> _EXERCISE OBJECTIVE_
Reproduce all entries verbatim, with nothing added or dropped.
[Start MATERIAL SHOWN]
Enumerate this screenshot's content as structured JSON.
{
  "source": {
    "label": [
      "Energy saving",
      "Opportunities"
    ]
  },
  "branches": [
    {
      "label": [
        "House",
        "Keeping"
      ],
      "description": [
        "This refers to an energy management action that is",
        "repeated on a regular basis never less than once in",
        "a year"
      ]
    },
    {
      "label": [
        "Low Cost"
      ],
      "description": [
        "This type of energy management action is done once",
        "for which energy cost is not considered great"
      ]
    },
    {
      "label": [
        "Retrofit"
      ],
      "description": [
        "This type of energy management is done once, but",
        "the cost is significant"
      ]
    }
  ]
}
[End MATERIAL SHOWN]
> _WRITTEN RESPONSE_
Enumerate this screenshot's content as structured JSON.
{
  "source": {
    "label": [
      "Energy saving",
      "Opportunities"
    ]
  },
  "branches": [
    {
      "label": [
        "House",
        "Keeping"
      ],
      "description": [
        "This refers to an energy management action that is",
        "repeated on a regular basis never less than once in",
        "a year"
      ]
    },
    {
      "label": [
        "Low Cost"
      ],
      "description": [
        "This type of energy management action is done once",
        "for which energy cost is not considered great"
      ]
    },
    {
      "label": [
        "Retrofit"
      ],
      "description": [
        "This type of energy management is done once, but",
        "the cost is significant"
      ]
    }
  ]
}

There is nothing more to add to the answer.